> **What you will do**
Find and copy each line of the listing below that has the word "Read" in it.
START Task data
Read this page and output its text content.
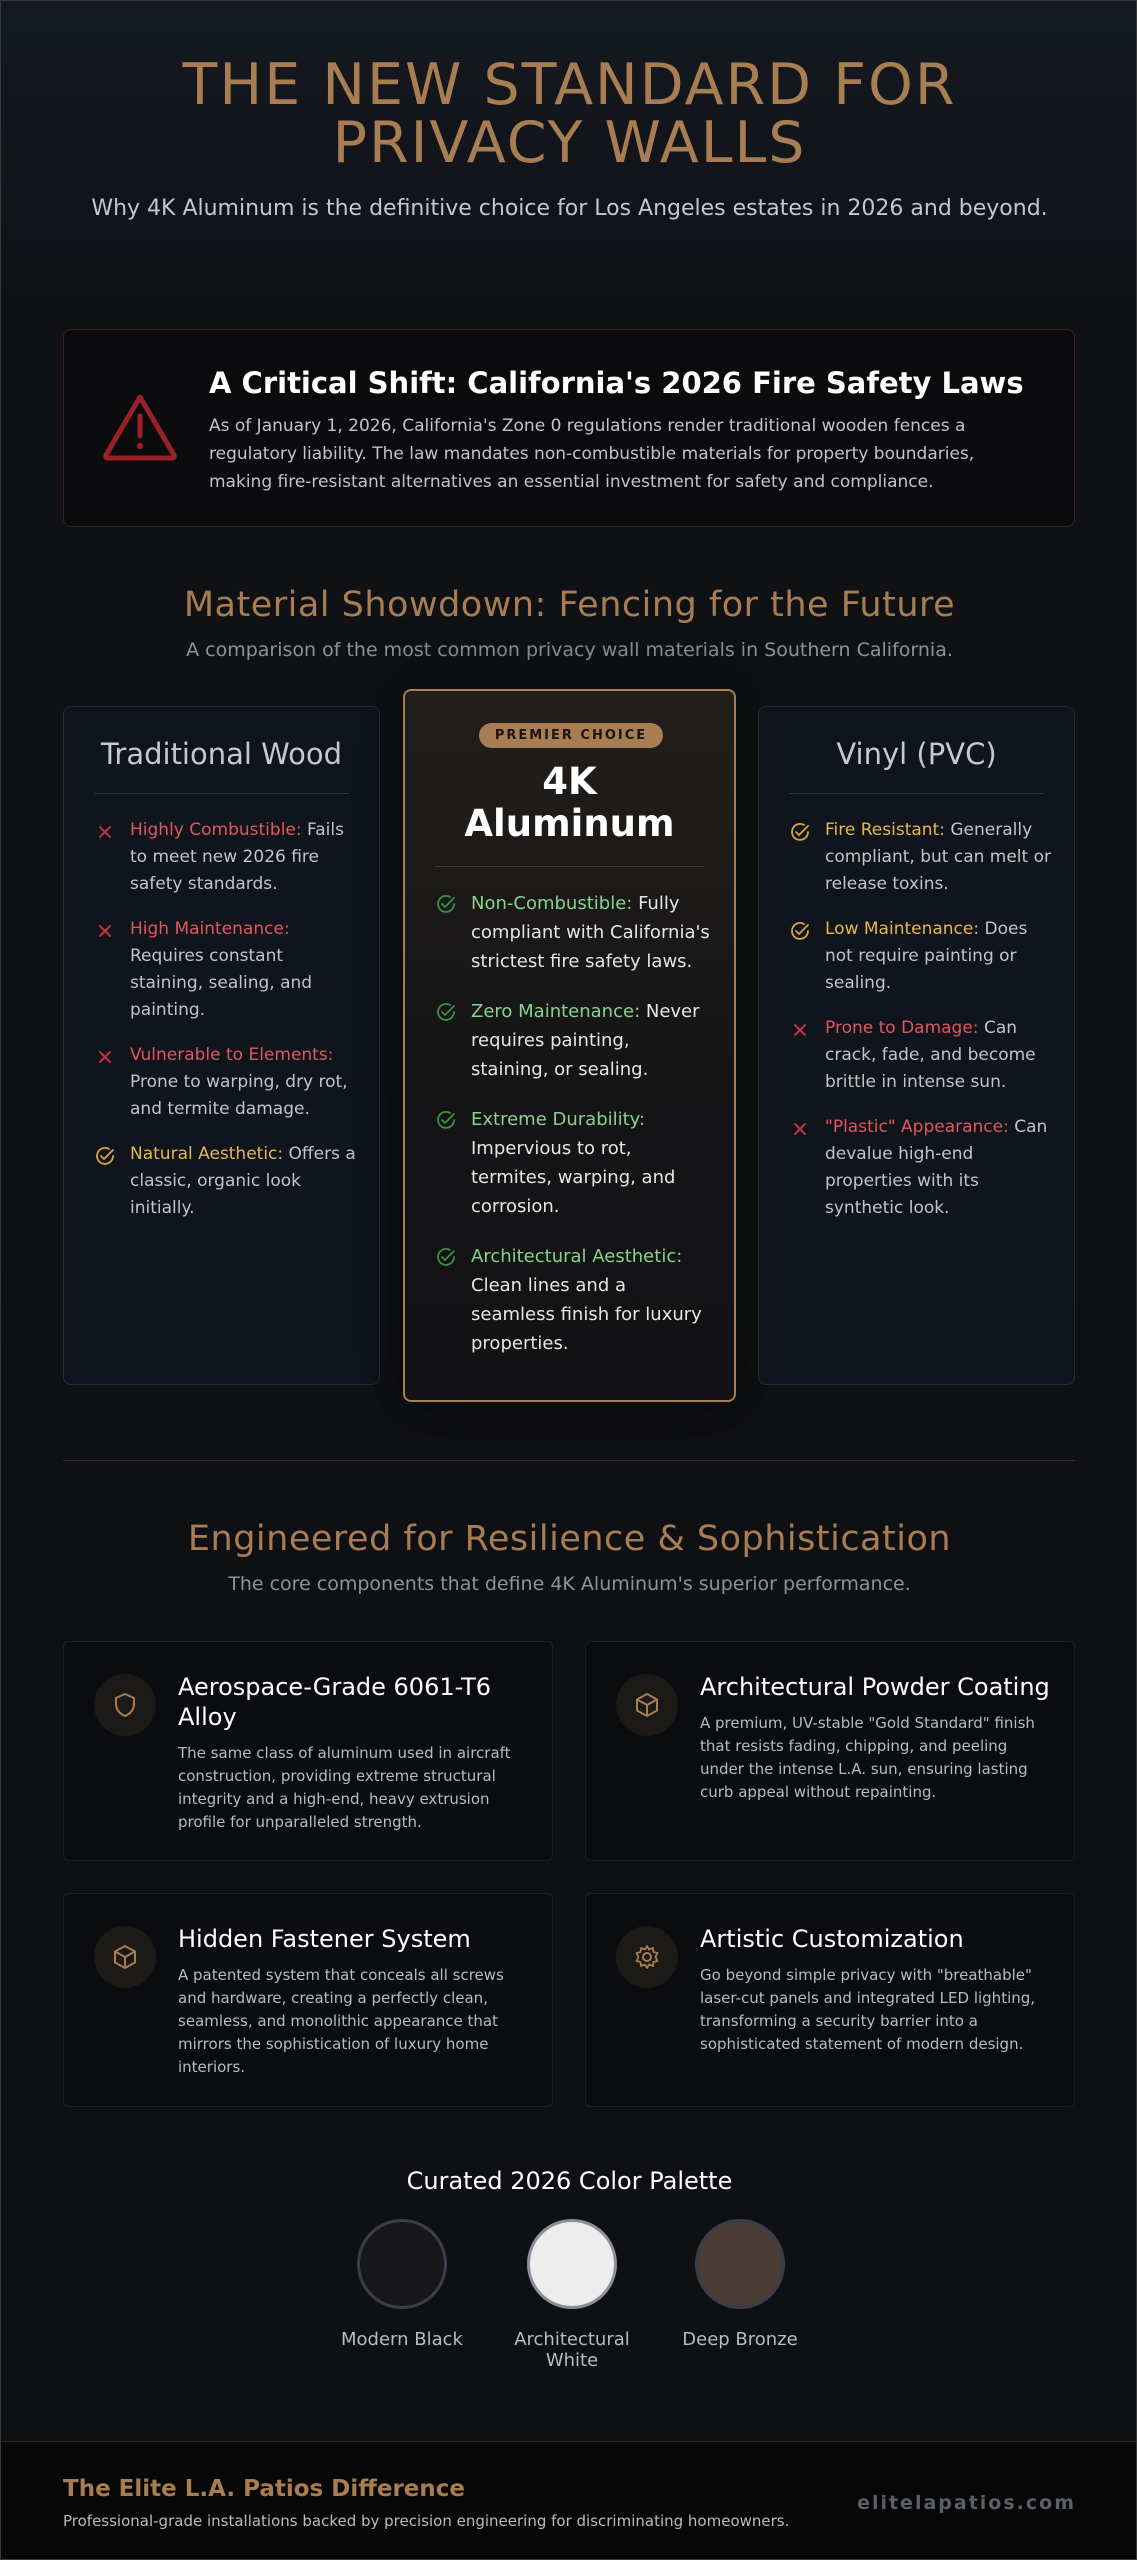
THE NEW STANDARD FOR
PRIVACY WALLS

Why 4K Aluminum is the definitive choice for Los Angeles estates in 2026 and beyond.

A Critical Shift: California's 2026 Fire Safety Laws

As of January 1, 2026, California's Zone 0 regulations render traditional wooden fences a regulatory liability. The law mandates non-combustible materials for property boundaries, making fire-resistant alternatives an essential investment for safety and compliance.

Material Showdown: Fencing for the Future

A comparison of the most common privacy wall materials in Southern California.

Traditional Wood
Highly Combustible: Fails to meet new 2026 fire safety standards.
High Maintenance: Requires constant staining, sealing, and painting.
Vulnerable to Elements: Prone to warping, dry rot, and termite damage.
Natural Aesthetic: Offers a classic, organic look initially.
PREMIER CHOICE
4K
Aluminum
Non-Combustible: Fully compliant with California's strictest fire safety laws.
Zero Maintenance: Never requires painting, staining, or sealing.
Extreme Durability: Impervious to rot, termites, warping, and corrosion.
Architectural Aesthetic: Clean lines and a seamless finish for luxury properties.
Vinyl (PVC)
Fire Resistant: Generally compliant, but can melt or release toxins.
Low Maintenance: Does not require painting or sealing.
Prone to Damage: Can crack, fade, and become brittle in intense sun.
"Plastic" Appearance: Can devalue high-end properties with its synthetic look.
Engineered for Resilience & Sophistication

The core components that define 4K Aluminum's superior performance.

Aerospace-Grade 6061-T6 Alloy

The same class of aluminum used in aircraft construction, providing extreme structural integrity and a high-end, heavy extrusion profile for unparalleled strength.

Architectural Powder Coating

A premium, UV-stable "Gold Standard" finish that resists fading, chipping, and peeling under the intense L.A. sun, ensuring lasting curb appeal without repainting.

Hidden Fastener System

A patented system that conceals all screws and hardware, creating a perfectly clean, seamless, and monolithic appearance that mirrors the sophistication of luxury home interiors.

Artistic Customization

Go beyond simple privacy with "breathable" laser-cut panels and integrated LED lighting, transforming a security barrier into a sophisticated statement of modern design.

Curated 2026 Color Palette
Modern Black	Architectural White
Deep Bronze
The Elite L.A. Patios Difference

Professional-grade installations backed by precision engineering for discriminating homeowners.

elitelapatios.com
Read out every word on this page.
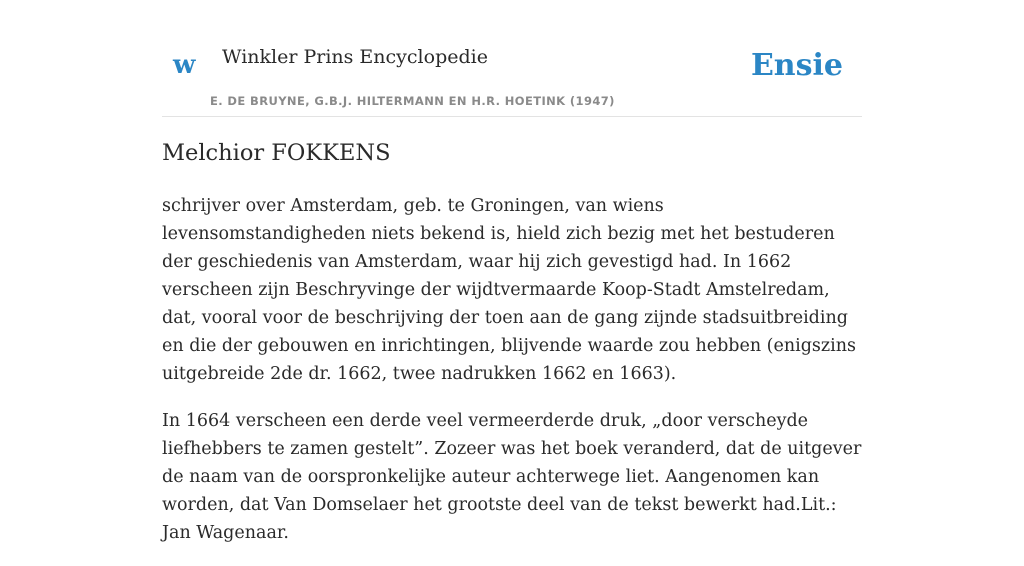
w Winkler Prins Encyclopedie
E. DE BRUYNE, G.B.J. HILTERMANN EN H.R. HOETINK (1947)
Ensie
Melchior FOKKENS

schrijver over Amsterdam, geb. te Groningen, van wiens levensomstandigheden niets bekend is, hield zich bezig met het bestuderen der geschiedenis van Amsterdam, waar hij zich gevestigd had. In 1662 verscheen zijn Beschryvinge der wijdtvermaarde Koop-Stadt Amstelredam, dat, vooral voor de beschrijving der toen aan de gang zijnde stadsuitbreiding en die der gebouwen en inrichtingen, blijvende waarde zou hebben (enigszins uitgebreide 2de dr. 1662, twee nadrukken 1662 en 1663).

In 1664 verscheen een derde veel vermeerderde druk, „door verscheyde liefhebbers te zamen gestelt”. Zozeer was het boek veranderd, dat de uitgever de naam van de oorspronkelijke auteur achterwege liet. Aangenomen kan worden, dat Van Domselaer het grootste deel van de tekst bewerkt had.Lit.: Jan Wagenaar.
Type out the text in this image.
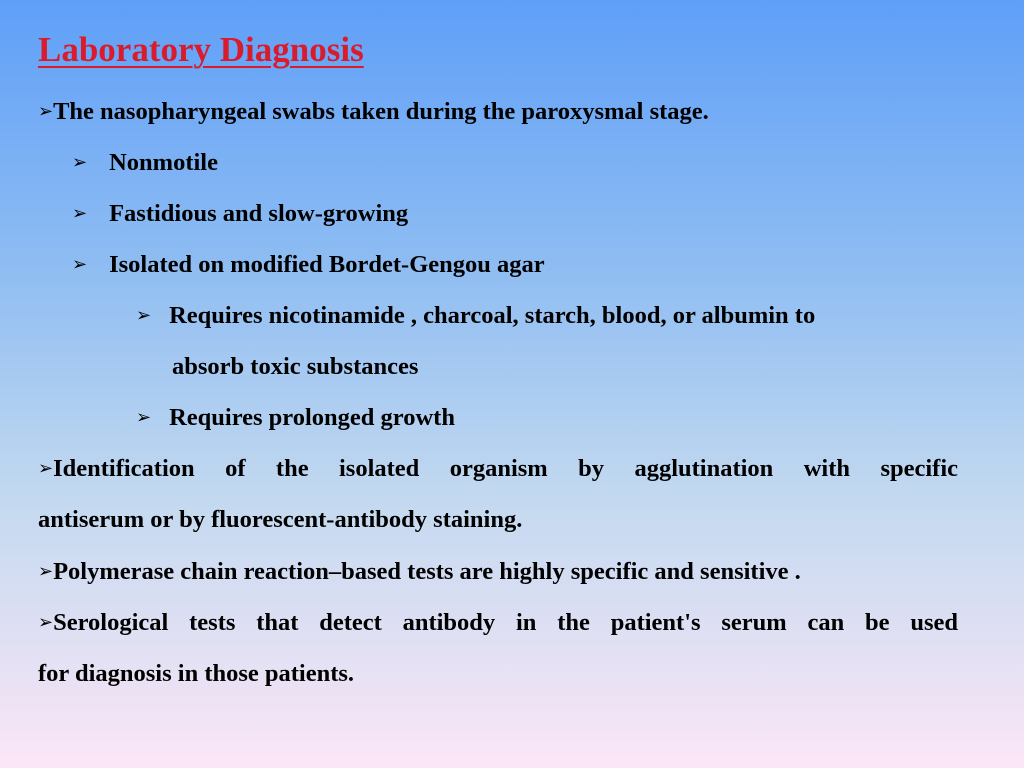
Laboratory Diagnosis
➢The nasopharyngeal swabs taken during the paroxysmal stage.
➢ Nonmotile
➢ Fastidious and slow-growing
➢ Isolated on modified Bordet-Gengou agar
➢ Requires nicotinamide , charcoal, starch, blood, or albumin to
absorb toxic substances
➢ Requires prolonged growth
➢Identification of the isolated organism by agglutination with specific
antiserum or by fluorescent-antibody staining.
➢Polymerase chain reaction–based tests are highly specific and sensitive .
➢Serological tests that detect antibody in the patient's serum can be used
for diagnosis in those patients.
END Task data
> **Exercise solution**
Read this page and output its text content.
Read out every word on this page.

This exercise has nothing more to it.